**TASK PROMPT**: Read the lines below and count those that have the word "title". Respond with the number only.

>> BEGIN RAW RECORDS

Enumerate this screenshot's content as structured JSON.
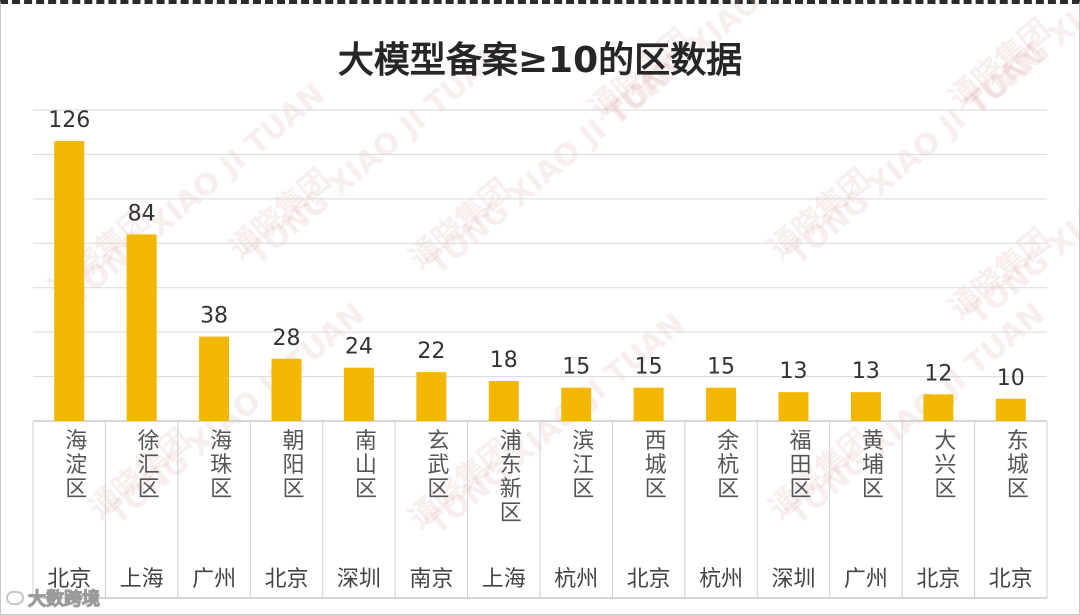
{
  "chart_data": {
    "type": "bar",
    "title": "大模型备案≥10的区数据",
    "categories": [
      "海淀区",
      "徐汇区",
      "海珠区",
      "朝阳区",
      "南山区",
      "玄武区",
      "浦东新区",
      "滨江区",
      "西城区",
      "余杭区",
      "福田区",
      "黄埔区",
      "大兴区",
      "东城区"
    ],
    "cities": [
      "北京",
      "上海",
      "广州",
      "北京",
      "深圳",
      "南京",
      "上海",
      "杭州",
      "北京",
      "杭州",
      "深圳",
      "广州",
      "北京",
      "北京"
    ],
    "values": [
      126,
      84,
      38,
      28,
      24,
      22,
      18,
      15,
      15,
      15,
      13,
      13,
      12,
      10
    ],
    "ylim": [
      0,
      140
    ],
    "grid": true,
    "legend": "none",
    "bar_color": "#f2b705",
    "grid_color": "#d9d9d9"
  },
  "watermark": {
    "text": "通晓集团",
    "subtext": "TONG XIAO JI TUAN"
  },
  "corner_badge": {
    "icon": "chain-link-icon",
    "text": "大数跨境"
  }
}
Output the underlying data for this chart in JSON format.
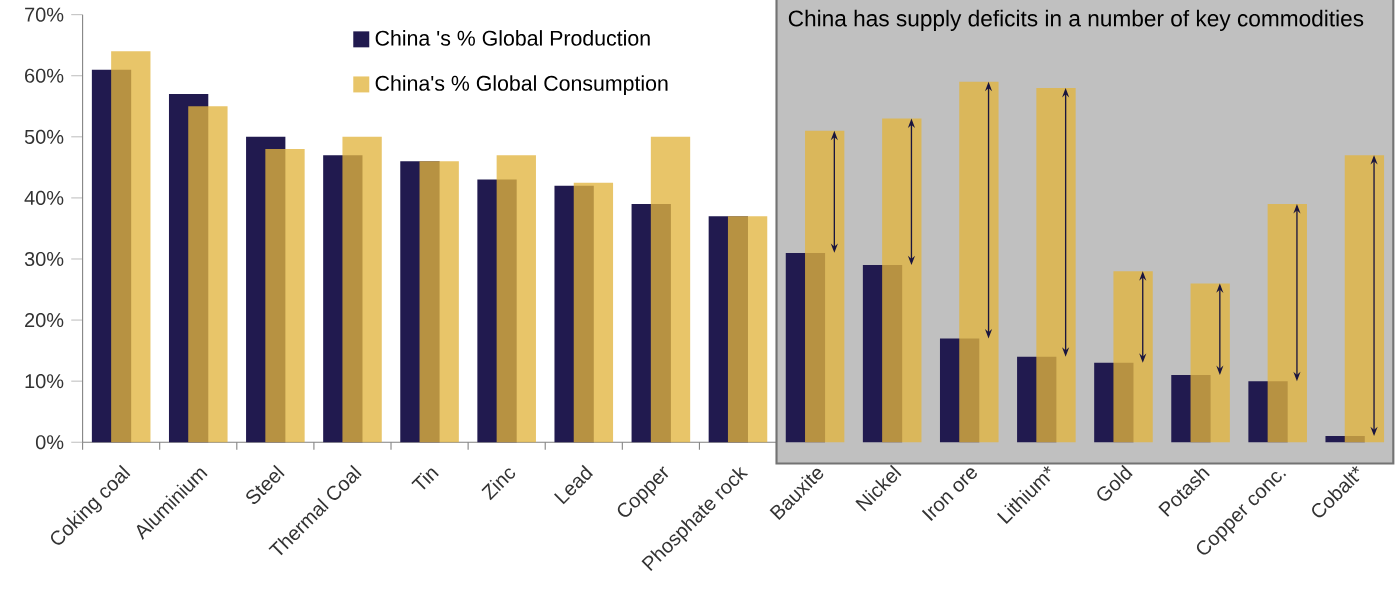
{
  "chart_data": {
    "type": "bar",
    "categories": [
      "Coking coal",
      "Aluminium",
      "Steel",
      "Thermal Coal",
      "Tin",
      "Zinc",
      "Lead",
      "Copper",
      "Phosphate rock",
      "Bauxite",
      "Nickel",
      "Iron ore",
      "Lithium*",
      "Gold",
      "Potash",
      "Copper conc.",
      "Cobalt*"
    ],
    "series": [
      {
        "name": "China 's % Global Production",
        "color": "#211a4f",
        "values": [
          61,
          57,
          50,
          47,
          46,
          43,
          42,
          39,
          37,
          31,
          29,
          17,
          14,
          13,
          11,
          10,
          1
        ]
      },
      {
        "name": "China's % Global Consumption",
        "color": "#e2b53f",
        "values": [
          64,
          55,
          48,
          50,
          46,
          47,
          42.5,
          50,
          37,
          51,
          53,
          59,
          58,
          28,
          26,
          39,
          47
        ]
      }
    ],
    "ylim": [
      0,
      70
    ],
    "yticks": [
      {
        "value": 0,
        "label": "0%"
      },
      {
        "value": 10,
        "label": "10%"
      },
      {
        "value": 20,
        "label": "20%"
      },
      {
        "value": 30,
        "label": "30%"
      },
      {
        "value": 40,
        "label": "40%"
      },
      {
        "value": 50,
        "label": "50%"
      },
      {
        "value": 60,
        "label": "60%"
      },
      {
        "value": 70,
        "label": "70%"
      }
    ],
    "bands": [
      {
        "axis": "x",
        "from": "Bauxite",
        "to": "Cobalt*",
        "label": "China has supply deficits in a number of key commodities",
        "color": "#c0c0c0"
      }
    ],
    "legend": "top",
    "grid": false
  }
}
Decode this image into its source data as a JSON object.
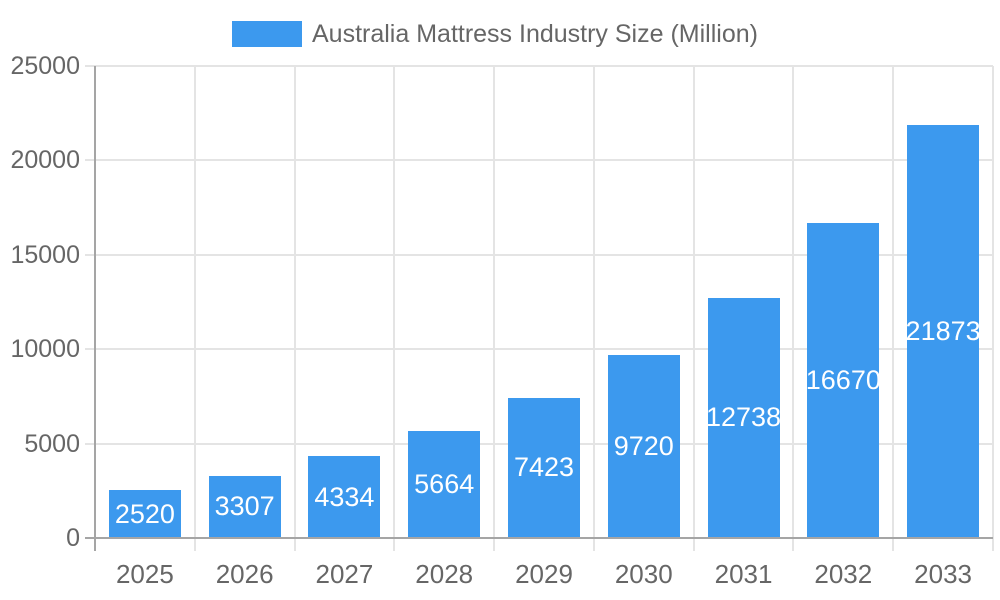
{
  "chart_data": {
    "type": "bar",
    "title": "Australia Mattress Industry Size (Million)",
    "categories": [
      "2025",
      "2026",
      "2027",
      "2028",
      "2029",
      "2030",
      "2031",
      "2032",
      "2033"
    ],
    "values": [
      2520,
      3307,
      4334,
      5664,
      7423,
      9720,
      12738,
      16670,
      21873
    ],
    "series_name": "Australia Mattress Industry Size (Million)",
    "xlabel": "",
    "ylabel": "",
    "ylim": [
      0,
      25000
    ],
    "yticks": [
      0,
      5000,
      10000,
      15000,
      20000,
      25000
    ],
    "grid": true,
    "legend_position": "top-center",
    "data_labels": "inside-center-white",
    "colors": {
      "bar": "#3c99ee",
      "axis": "#a5a5a5",
      "grid": "#e4e4e4",
      "text": "#666666",
      "data_label": "#ffffff"
    }
  }
}
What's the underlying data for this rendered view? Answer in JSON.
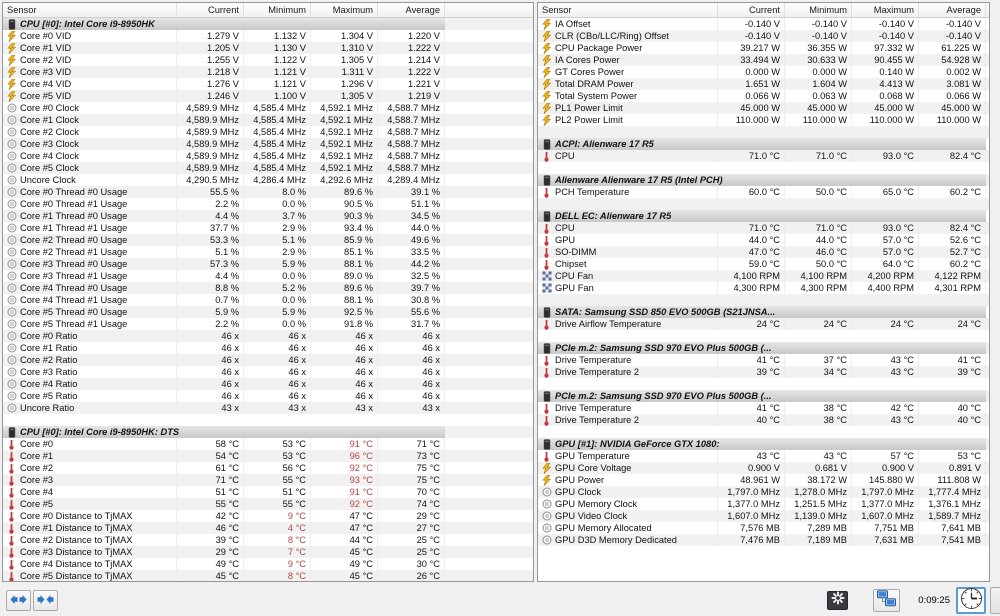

>> END RAW RECORDS

**REPLY TO THE TASK**: 2